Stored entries
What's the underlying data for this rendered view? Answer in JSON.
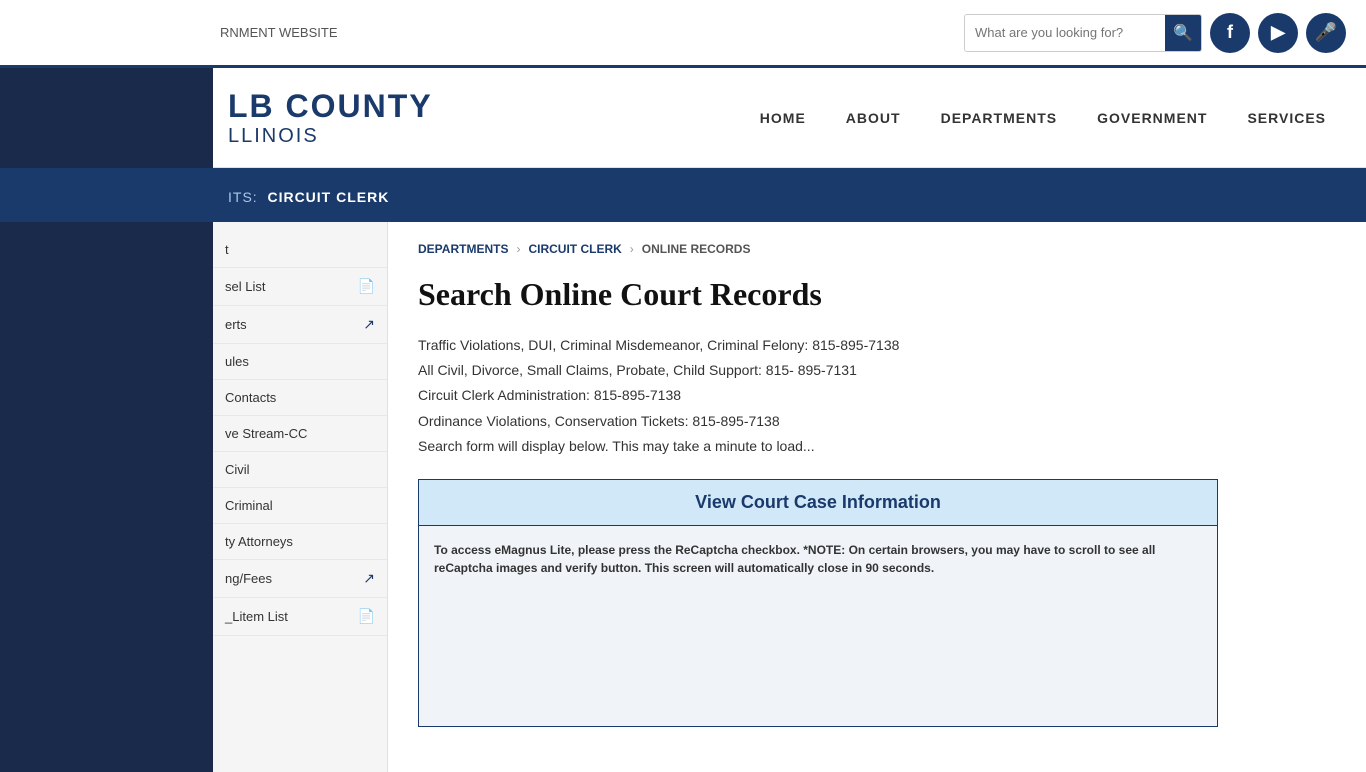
{
  "topbar": {
    "govt_label": "RNMENT WEBSITE"
  },
  "search": {
    "placeholder": "What are you looking for?"
  },
  "social": {
    "facebook": "f",
    "youtube": "▶",
    "mic": "🎤"
  },
  "header": {
    "logo_line1": "LB COUNTY",
    "logo_line2": "LLINOIS"
  },
  "nav": {
    "items": [
      {
        "label": "HOME"
      },
      {
        "label": "ABOUT"
      },
      {
        "label": "DEPARTMENTS"
      },
      {
        "label": "GOVERNMENT"
      },
      {
        "label": "SERVICES"
      }
    ]
  },
  "dept_banner": {
    "prefix": "ITS:",
    "name": "CIRCUIT CLERK"
  },
  "breadcrumb": {
    "departments": "DEPARTMENTS",
    "circuit_clerk": "CIRCUIT CLERK",
    "current": "ONLINE RECORDS"
  },
  "page": {
    "title": "Search Online Court Records",
    "info_lines": [
      "Traffic Violations, DUI, Criminal Misdemeanor, Criminal Felony: 815-895-7138",
      "All Civil, Divorce, Small Claims, Probate, Child Support: 815- 895-7131",
      "Circuit Clerk Administration: 815-895-7138",
      "Ordinance Violations, Conservation Tickets: 815-895-7138",
      "Search form will display below.  This may take a minute to load..."
    ]
  },
  "court_case_box": {
    "title": "View Court Case Information",
    "note": "To access eMagnus Lite, please press the ReCaptcha checkbox. *NOTE: On certain browsers, you may have to scroll to see all reCaptcha images and verify button. This screen will automatically close in 90 seconds."
  },
  "sidebar": {
    "items": [
      {
        "label": "t",
        "icon": "",
        "has_pdf": false
      },
      {
        "label": "sel List",
        "icon": "pdf",
        "has_icon": true
      },
      {
        "label": "erts",
        "icon": "external",
        "has_icon": true
      },
      {
        "label": "ules",
        "icon": "",
        "has_icon": false
      },
      {
        "label": "Contacts",
        "icon": "",
        "has_icon": false
      },
      {
        "label": "ve Stream-CC",
        "icon": "",
        "has_icon": false
      },
      {
        "label": "Civil",
        "icon": "",
        "has_icon": false
      },
      {
        "label": "Criminal",
        "icon": "",
        "has_icon": false
      },
      {
        "label": "ty Attorneys",
        "icon": "",
        "has_icon": false
      },
      {
        "label": "ng/Fees",
        "icon": "external",
        "has_icon": true
      },
      {
        "label": "_Litem List",
        "icon": "pdf",
        "has_icon": true
      }
    ]
  }
}
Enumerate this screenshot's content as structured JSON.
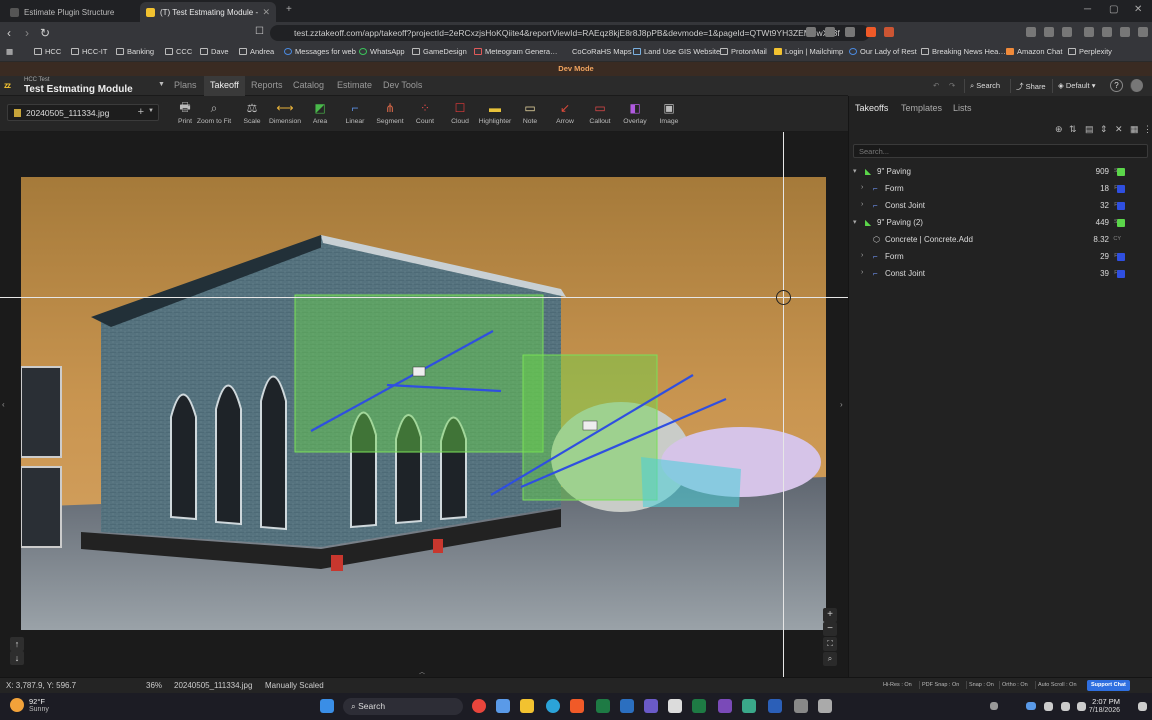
{
  "browser": {
    "tabs": [
      {
        "title": "Estimate Plugin Structure"
      },
      {
        "title": "(T) Test Estmating Module - 202…"
      }
    ],
    "url": "test.zztakeoff.com/app/takeoff?projectId=2eRCxzjsHoKQiite4&reportViewId=RAEqz8kjE8r8J8pPB&devmode=1&pageId=QTWt9YH3ZEMSwXx3f",
    "bookmarks": [
      "HCC",
      "HCC-IT",
      "Banking",
      "CCC",
      "Dave",
      "Andrea",
      "Messages for web",
      "WhatsApp",
      "GameDesign",
      "Meteogram Genera…",
      "CoCoRaHS Maps",
      "Land Use GIS Website",
      "ProtonMail",
      "Login | Mailchimp",
      "Our Lady of Rest",
      "Breaking News Hea…",
      "Amazon Chat",
      "Perplexity"
    ]
  },
  "dev_banner": "Dev Mode",
  "app": {
    "logo": "zz",
    "org": "HCC Test",
    "project": "Test Estmating Module",
    "tabs": [
      "Plans",
      "Takeoff",
      "Reports",
      "Catalog",
      "Estimate",
      "Dev Tools"
    ],
    "active_tab": "Takeoff",
    "header_buttons": {
      "search": "Search",
      "share": "Share",
      "default": "Default"
    }
  },
  "toolbar": {
    "file": "20240505_111334.jpg",
    "tools": [
      {
        "label": "Print",
        "icon": "printer-icon",
        "color": "#bbbbbb"
      },
      {
        "label": "Zoom to Fit",
        "icon": "zoom-fit-icon",
        "color": "#bbbbbb"
      },
      {
        "label": "Scale",
        "icon": "scale-icon",
        "color": "#bbbbbb"
      },
      {
        "label": "Dimension",
        "icon": "dimension-icon",
        "color": "#e8b23a"
      },
      {
        "label": "Area",
        "icon": "area-icon",
        "color": "#49b84a"
      },
      {
        "label": "Linear",
        "icon": "linear-icon",
        "color": "#5b8de0"
      },
      {
        "label": "Segment",
        "icon": "segment-icon",
        "color": "#e06b4a"
      },
      {
        "label": "Count",
        "icon": "count-icon",
        "color": "#e04a4a"
      },
      {
        "label": "Cloud",
        "icon": "cloud-icon",
        "color": "#e03a3a"
      },
      {
        "label": "Highlighter",
        "icon": "highlighter-icon",
        "color": "#e8c23a"
      },
      {
        "label": "Note",
        "icon": "note-icon",
        "color": "#e8d8a0"
      },
      {
        "label": "Arrow",
        "icon": "arrow-icon",
        "color": "#e04a3a"
      },
      {
        "label": "Callout",
        "icon": "callout-icon",
        "color": "#e04a4a"
      },
      {
        "label": "Overlay",
        "icon": "overlay-icon",
        "color": "#b05ae0"
      },
      {
        "label": "Image",
        "icon": "image-icon",
        "color": "#bbbbbb"
      }
    ]
  },
  "right_panel": {
    "tabs": [
      "Takeoffs",
      "Templates",
      "Lists"
    ],
    "active_tab": "Takeoffs",
    "search_placeholder": "Search...",
    "tree": [
      {
        "label": "9\" Paving",
        "qty": "909",
        "unit": "SF",
        "color": "#5bd64a",
        "level": 0,
        "caret": "▾",
        "icon": "area-icon"
      },
      {
        "label": "Form",
        "qty": "18",
        "unit": "FT",
        "color": "#2f4fe0",
        "level": 1,
        "caret": "›",
        "icon": "linear-icon"
      },
      {
        "label": "Const Joint",
        "qty": "32",
        "unit": "FT",
        "color": "#2f4fe0",
        "level": 1,
        "caret": "›",
        "icon": "linear-icon"
      },
      {
        "label": "9\" Paving (2)",
        "qty": "449",
        "unit": "SF",
        "color": "#5bd64a",
        "level": 0,
        "caret": "▾",
        "icon": "area-icon"
      },
      {
        "label": "Concrete | Concrete.Add",
        "qty": "8.32",
        "unit": "CY",
        "color": "",
        "level": 1,
        "caret": "",
        "icon": "cube-icon"
      },
      {
        "label": "Form",
        "qty": "29",
        "unit": "FT",
        "color": "#2f4fe0",
        "level": 1,
        "caret": "›",
        "icon": "linear-icon"
      },
      {
        "label": "Const Joint",
        "qty": "39",
        "unit": "FT",
        "color": "#2f4fe0",
        "level": 1,
        "caret": "›",
        "icon": "linear-icon"
      }
    ]
  },
  "status": {
    "coords": "X: 3,787.9, Y: 596.7",
    "zoom": "36%",
    "file": "20240505_111334.jpg",
    "scale": "Manually Scaled",
    "toggles": [
      "Hi-Res : On",
      "PDF Snap : On",
      "Snap : On",
      "Ortho : On",
      "Auto Scroll : On"
    ],
    "support": "Support Chat"
  },
  "taskbar": {
    "temp": "92°F",
    "condition": "Sunny",
    "search": "Search",
    "time": "2:07 PM",
    "date": "7/18/2026"
  }
}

Do this:
The listing above must be printed again exactly, minus its pictures.

Final result:
What's the underlying data for this rendered view? Answer in JSON.
{
  "topbar": {
    "govt_label": "RNMENT WEBSITE"
  },
  "search": {
    "placeholder": "What are you looking for?"
  },
  "social": {
    "facebook": "f",
    "youtube": "▶",
    "mic": "🎤"
  },
  "header": {
    "logo_line1": "LB COUNTY",
    "logo_line2": "LLINOIS"
  },
  "nav": {
    "items": [
      {
        "label": "HOME"
      },
      {
        "label": "ABOUT"
      },
      {
        "label": "DEPARTMENTS"
      },
      {
        "label": "GOVERNMENT"
      },
      {
        "label": "SERVICES"
      }
    ]
  },
  "dept_banner": {
    "prefix": "ITS:",
    "name": "CIRCUIT CLERK"
  },
  "breadcrumb": {
    "departments": "DEPARTMENTS",
    "circuit_clerk": "CIRCUIT CLERK",
    "current": "ONLINE RECORDS"
  },
  "page": {
    "title": "Search Online Court Records",
    "info_lines": [
      "Traffic Violations, DUI, Criminal Misdemeanor, Criminal Felony: 815-895-7138",
      "All Civil, Divorce, Small Claims, Probate, Child Support: 815- 895-7131",
      "Circuit Clerk Administration: 815-895-7138",
      "Ordinance Violations, Conservation Tickets: 815-895-7138",
      "Search form will display below.  This may take a minute to load..."
    ]
  },
  "court_case_box": {
    "title": "View Court Case Information",
    "note": "To access eMagnus Lite, please press the ReCaptcha checkbox. *NOTE: On certain browsers, you may have to scroll to see all reCaptcha images and verify button. This screen will automatically close in 90 seconds."
  },
  "sidebar": {
    "items": [
      {
        "label": "t",
        "icon": "",
        "has_pdf": false
      },
      {
        "label": "sel List",
        "icon": "pdf",
        "has_icon": true
      },
      {
        "label": "erts",
        "icon": "external",
        "has_icon": true
      },
      {
        "label": "ules",
        "icon": "",
        "has_icon": false
      },
      {
        "label": "Contacts",
        "icon": "",
        "has_icon": false
      },
      {
        "label": "ve Stream-CC",
        "icon": "",
        "has_icon": false
      },
      {
        "label": "Civil",
        "icon": "",
        "has_icon": false
      },
      {
        "label": "Criminal",
        "icon": "",
        "has_icon": false
      },
      {
        "label": "ty Attorneys",
        "icon": "",
        "has_icon": false
      },
      {
        "label": "ng/Fees",
        "icon": "external",
        "has_icon": true
      },
      {
        "label": "_Litem List",
        "icon": "pdf",
        "has_icon": true
      }
    ]
  }
}
Enumerate this screenshot's content as structured JSON.
{
  "browser": {
    "tabs": [
      {
        "title": "Estimate Plugin Structure"
      },
      {
        "title": "(T) Test Estmating Module - 202…"
      }
    ],
    "url": "test.zztakeoff.com/app/takeoff?projectId=2eRCxzjsHoKQiite4&reportViewId=RAEqz8kjE8r8J8pPB&devmode=1&pageId=QTWt9YH3ZEMSwXx3f",
    "bookmarks": [
      "HCC",
      "HCC-IT",
      "Banking",
      "CCC",
      "Dave",
      "Andrea",
      "Messages for web",
      "WhatsApp",
      "GameDesign",
      "Meteogram Genera…",
      "CoCoRaHS Maps",
      "Land Use GIS Website",
      "ProtonMail",
      "Login | Mailchimp",
      "Our Lady of Rest",
      "Breaking News Hea…",
      "Amazon Chat",
      "Perplexity"
    ]
  },
  "dev_banner": "Dev Mode",
  "app": {
    "logo": "zz",
    "org": "HCC Test",
    "project": "Test Estmating Module",
    "tabs": [
      "Plans",
      "Takeoff",
      "Reports",
      "Catalog",
      "Estimate",
      "Dev Tools"
    ],
    "active_tab": "Takeoff",
    "header_buttons": {
      "search": "Search",
      "share": "Share",
      "default": "Default"
    }
  },
  "toolbar": {
    "file": "20240505_111334.jpg",
    "tools": [
      {
        "label": "Print",
        "icon": "printer-icon",
        "color": "#bbbbbb"
      },
      {
        "label": "Zoom to Fit",
        "icon": "zoom-fit-icon",
        "color": "#bbbbbb"
      },
      {
        "label": "Scale",
        "icon": "scale-icon",
        "color": "#bbbbbb"
      },
      {
        "label": "Dimension",
        "icon": "dimension-icon",
        "color": "#e8b23a"
      },
      {
        "label": "Area",
        "icon": "area-icon",
        "color": "#49b84a"
      },
      {
        "label": "Linear",
        "icon": "linear-icon",
        "color": "#5b8de0"
      },
      {
        "label": "Segment",
        "icon": "segment-icon",
        "color": "#e06b4a"
      },
      {
        "label": "Count",
        "icon": "count-icon",
        "color": "#e04a4a"
      },
      {
        "label": "Cloud",
        "icon": "cloud-icon",
        "color": "#e03a3a"
      },
      {
        "label": "Highlighter",
        "icon": "highlighter-icon",
        "color": "#e8c23a"
      },
      {
        "label": "Note",
        "icon": "note-icon",
        "color": "#e8d8a0"
      },
      {
        "label": "Arrow",
        "icon": "arrow-icon",
        "color": "#e04a3a"
      },
      {
        "label": "Callout",
        "icon": "callout-icon",
        "color": "#e04a4a"
      },
      {
        "label": "Overlay",
        "icon": "overlay-icon",
        "color": "#b05ae0"
      },
      {
        "label": "Image",
        "icon": "image-icon",
        "color": "#bbbbbb"
      }
    ]
  },
  "right_panel": {
    "tabs": [
      "Takeoffs",
      "Templates",
      "Lists"
    ],
    "active_tab": "Takeoffs",
    "search_placeholder": "Search...",
    "tree": [
      {
        "label": "9\" Paving",
        "qty": "909",
        "unit": "SF",
        "color": "#5bd64a",
        "level": 0,
        "caret": "▾",
        "icon": "area-icon"
      },
      {
        "label": "Form",
        "qty": "18",
        "unit": "FT",
        "color": "#2f4fe0",
        "level": 1,
        "caret": "›",
        "icon": "linear-icon"
      },
      {
        "label": "Const Joint",
        "qty": "32",
        "unit": "FT",
        "color": "#2f4fe0",
        "level": 1,
        "caret": "›",
        "icon": "linear-icon"
      },
      {
        "label": "9\" Paving (2)",
        "qty": "449",
        "unit": "SF",
        "color": "#5bd64a",
        "level": 0,
        "caret": "▾",
        "icon": "area-icon"
      },
      {
        "label": "Concrete | Concrete.Add",
        "qty": "8.32",
        "unit": "CY",
        "color": "",
        "level": 1,
        "caret": "",
        "icon": "cube-icon"
      },
      {
        "label": "Form",
        "qty": "29",
        "unit": "FT",
        "color": "#2f4fe0",
        "level": 1,
        "caret": "›",
        "icon": "linear-icon"
      },
      {
        "label": "Const Joint",
        "qty": "39",
        "unit": "FT",
        "color": "#2f4fe0",
        "level": 1,
        "caret": "›",
        "icon": "linear-icon"
      }
    ]
  },
  "status": {
    "coords": "X: 3,787.9, Y: 596.7",
    "zoom": "36%",
    "file": "20240505_111334.jpg",
    "scale": "Manually Scaled",
    "toggles": [
      "Hi-Res : On",
      "PDF Snap : On",
      "Snap : On",
      "Ortho : On",
      "Auto Scroll : On"
    ],
    "support": "Support Chat"
  },
  "taskbar": {
    "temp": "92°F",
    "condition": "Sunny",
    "search": "Search",
    "time": "2:07 PM",
    "date": "7/18/2026"
  }
}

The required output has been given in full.